### Request:
Tally up the lines where the string "αποφάσεων" appears; reply with the number only.

** start Listed records **

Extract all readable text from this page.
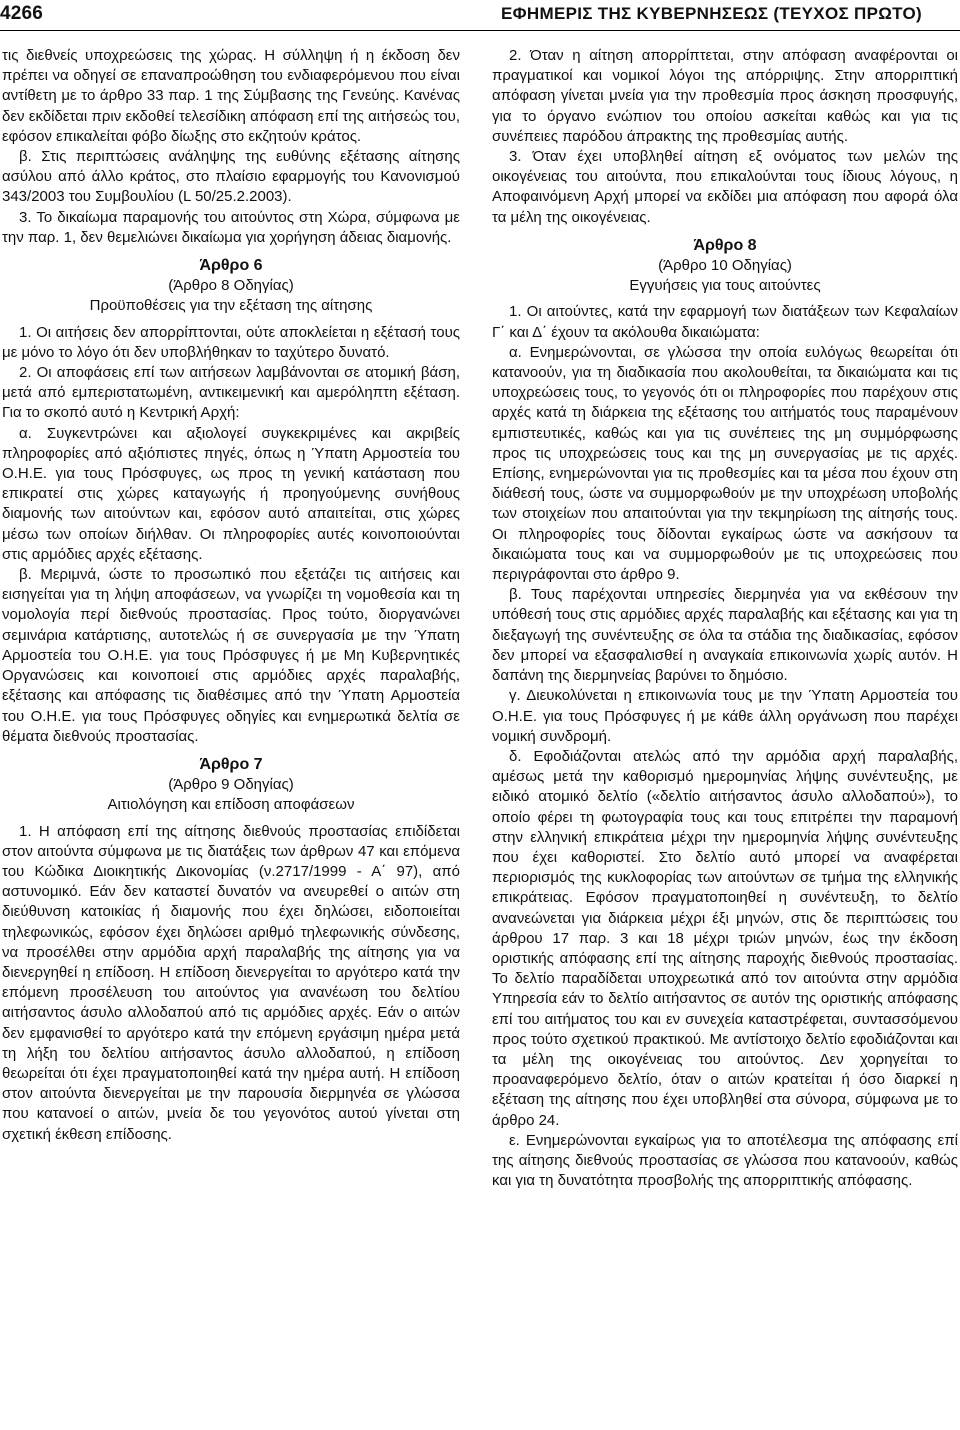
4266	ΕΦΗΜΕΡΙΣ ΤΗΣ ΚΥΒΕΡΝΗΣΕΩΣ (ΤΕΥΧΟΣ ΠΡΩΤΟ)

τις διεθνείς υποχρεώσεις της χώρας. Η σύλληψη ή η έκδοση δεν πρέπει να οδηγεί σε επαναπροώθηση του ενδιαφερόμενου που είναι αντίθετη με το άρθρο 33 παρ. 1 της Σύμβασης της Γενεύης. Κανένας δεν εκδίδεται πριν εκδοθεί τελεσίδικη απόφαση επί της αιτήσεώς του, εφόσον επικαλείται φόβο δίωξης στο εκζητούν κράτος.

β. Στις περιπτώσεις ανάληψης της ευθύνης εξέτασης αίτησης ασύλου από άλλο κράτος, στο πλαίσιο εφαρμογής του Κανονισμού 343/2003 του Συμβουλίου (L 50/25.2.2003).

3. Το δικαίωμα παραμονής του αιτούντος στη Χώρα, σύμφωνα με την παρ. 1, δεν θεμελιώνει δικαίωμα για χορήγηση άδειας διαμονής.

Άρθρο 6

(Άρθρο 8 Οδηγίας)

Προϋποθέσεις για την εξέταση της αίτησης

1. Οι αιτήσεις δεν απορρίπτονται, ούτε αποκλείεται η εξέτασή τους με μόνο το λόγο ότι δεν υποβλήθηκαν το ταχύτερο δυνατό.

2. Οι αποφάσεις επί των αιτήσεων λαμβάνονται σε ατομική βάση, μετά από εμπεριστατωμένη, αντικειμενική και αμερόληπτη εξέταση. Για το σκοπό αυτό η Κεντρική Αρχή:

α. Συγκεντρώνει και αξιολογεί συγκεκριμένες και ακριβείς πληροφορίες από αξιόπιστες πηγές, όπως η Ύπατη Αρμοστεία του Ο.Η.Ε. για τους Πρόσφυγες, ως προς τη γενική κατάσταση που επικρατεί στις χώρες καταγωγής ή προηγούμενης συνήθους διαμονής των αιτούντων και, εφόσον αυτό απαιτείται, στις χώρες μέσω των οποίων διήλθαν. Οι πληροφορίες αυτές κοινοποιούνται στις αρμόδιες αρχές εξέτασης.

β. Μεριμνά, ώστε το προσωπικό που εξετάζει τις αιτήσεις και εισηγείται για τη λήψη αποφάσεων, να γνωρίζει τη νομοθεσία και τη νομολογία περί διεθνούς προστασίας. Προς τούτο, διοργανώνει σεμινάρια κατάρτισης, αυτοτελώς ή σε συνεργασία με την Ύπατη Αρμοστεία του Ο.Η.Ε. για τους Πρόσφυγες ή με Μη Κυβερνητικές Οργανώσεις και κοινοποιεί στις αρμόδιες αρχές παραλαβής, εξέτασης και απόφασης τις διαθέσιμες από την Ύπατη Αρμοστεία του Ο.Η.Ε. για τους Πρόσφυγες οδηγίες και ενημερωτικά δελτία σε θέματα διεθνούς προστασίας.

Άρθρο 7

(Άρθρο 9 Οδηγίας)

Αιτιολόγηση και επίδοση αποφάσεων

1. Η απόφαση επί της αίτησης διεθνούς προστασίας επιδίδεται στον αιτούντα σύμφωνα με τις διατάξεις των άρθρων 47 και επόμενα του Κώδικα Διοικητικής Δικονομίας (ν.2717/1999 - Α΄ 97), από αστυνομικό. Εάν δεν καταστεί δυνατόν να ανευρεθεί ο αιτών στη διεύθυνση κατοικίας ή διαμονής που έχει δηλώσει, ειδοποιείται τηλεφωνικώς, εφόσον έχει δηλώσει αριθμό τηλεφωνικής σύνδεσης, να προσέλθει στην αρμόδια αρχή παραλαβής της αίτησης για να διενεργηθεί η επίδοση. Η επίδοση διενεργείται το αργότερο κατά την επόμενη προσέλευση του αιτούντος για ανανέωση του δελτίου αιτήσαντος άσυλο αλλοδαπού από τις αρμόδιες αρχές. Εάν ο αιτών δεν εμφανισθεί το αργότερο κατά την επόμενη εργάσιμη ημέρα μετά τη λήξη του δελτίου αιτήσαντος άσυλο αλλοδαπού, η επίδοση θεωρείται ότι έχει πραγματοποιηθεί κατά την ημέρα αυτή. Η επίδοση στον αιτούντα διενεργείται με την παρουσία διερμηνέα σε γλώσσα που κατανοεί ο αιτών, μνεία δε του γεγονότος αυτού γίνεται στη σχετική έκθεση επίδοσης.

2. Όταν η αίτηση απορρίπτεται, στην απόφαση αναφέρονται οι πραγματικοί και νομικοί λόγοι της απόρριψης. Στην απορριπτική απόφαση γίνεται μνεία για την προθεσμία προς άσκηση προσφυγής, για το όργανο ενώπιον του οποίου ασκείται καθώς και για τις συνέπειες παρόδου άπρακτης της προθεσμίας αυτής.

3. Όταν έχει υποβληθεί αίτηση εξ ονόματος των μελών της οικογένειας του αιτούντα, που επικαλούνται τους ίδιους λόγους, η Αποφαινόμενη Αρχή μπορεί να εκδίδει μια απόφαση που αφορά όλα τα μέλη της οικογένειας.

Άρθρο 8

(Άρθρο 10 Οδηγίας)

Εγγυήσεις για τους αιτούντες

1. Οι αιτούντες, κατά την εφαρμογή των διατάξεων των Κεφαλαίων Γ΄ και Δ΄ έχουν τα ακόλουθα δικαιώματα:

α. Ενημερώνονται, σε γλώσσα την οποία ευλόγως θεωρείται ότι κατανοούν, για τη διαδικασία που ακολουθείται, τα δικαιώματα και τις υποχρεώσεις τους, το γεγονός ότι οι πληροφορίες που παρέχουν στις αρχές κατά τη διάρκεια της εξέτασης του αιτήματός τους παραμένουν εμπιστευτικές, καθώς και για τις συνέπειες της μη συμμόρφωσης προς τις υποχρεώσεις τους και της μη συνεργασίας με τις αρχές. Επίσης, ενημερώνονται για τις προθεσμίες και τα μέσα που έχουν στη διάθεσή τους, ώστε να συμμορφωθούν με την υποχρέωση υποβολής των στοιχείων που απαιτούνται για την τεκμηρίωση της αίτησής τους. Οι πληροφορίες τους δίδονται εγκαίρως ώστε να ασκήσουν τα δικαιώματα τους και να συμμορφωθούν με τις υποχρεώσεις που περιγράφονται στο άρθρο 9.

β. Τους παρέχονται υπηρεσίες διερμηνέα για να εκθέσουν την υπόθεσή τους στις αρμόδιες αρχές παραλαβής και εξέτασης και για τη διεξαγωγή της συνέντευξης σε όλα τα στάδια της διαδικασίας, εφόσον δεν μπορεί να εξασφαλισθεί η αναγκαία επικοινωνία χωρίς αυτόν. Η δαπάνη της διερμηνείας βαρύνει το δημόσιο.

γ. Διευκολύνεται η επικοινωνία τους με την Ύπατη Αρμοστεία του Ο.Η.Ε. για τους Πρόσφυγες ή με κάθε άλλη οργάνωση που παρέχει νομική συνδρομή.

δ. Εφοδιάζονται ατελώς από την αρμόδια αρχή παραλαβής, αμέσως μετά την καθορισμό ημερομηνίας λήψης συνέντευξης, με ειδικό ατομικό δελτίο («δελτίο αιτήσαντος άσυλο αλλοδαπού»), το οποίο φέρει τη φωτογραφία τους και τους επιτρέπει την παραμονή στην ελληνική επικράτεια μέχρι την ημερομηνία λήψης συνέντευξης που έχει καθοριστεί. Στο δελτίο αυτό μπορεί να αναφέρεται περιορισμός της κυκλοφορίας των αιτούντων σε τμήμα της ελληνικής επικράτειας. Εφόσον πραγματοποιηθεί η συνέντευξη, το δελτίο ανανεώνεται για διάρκεια μέχρι έξι μηνών, στις δε περιπτώσεις του άρθρου 17 παρ. 3 και 18 μέχρι τριών μηνών, έως την έκδοση οριστικής απόφασης επί της αίτησης παροχής διεθνούς προστασίας. Το δελτίο παραδίδεται υποχρεωτικά από τον αιτούντα στην αρμόδια Υπηρεσία εάν το δελτίο αιτήσαντος σε αυτόν της οριστικής απόφασης επί του αιτήματος του και εν συνεχεία καταστρέφεται, συντασσόμενου προς τούτο σχετικού πρακτικού. Με αντίστοιχο δελτίο εφοδιάζονται και τα μέλη της οικογένειας του αιτούντος. Δεν χορηγείται το προαναφερόμενο δελτίο, όταν ο αιτών κρατείται ή όσο διαρκεί η εξέταση της αίτησης που έχει υποβληθεί στα σύνορα, σύμφωνα με το άρθρο 24.

ε. Ενημερώνονται εγκαίρως για το αποτέλεσμα της απόφασης επί της αίτησης διεθνούς προστασίας σε γλώσσα που κατανοούν, καθώς και για τη δυνατότητα προσβολής της απορριπτικής απόφασης.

** end Listed records **

### Completed task:
2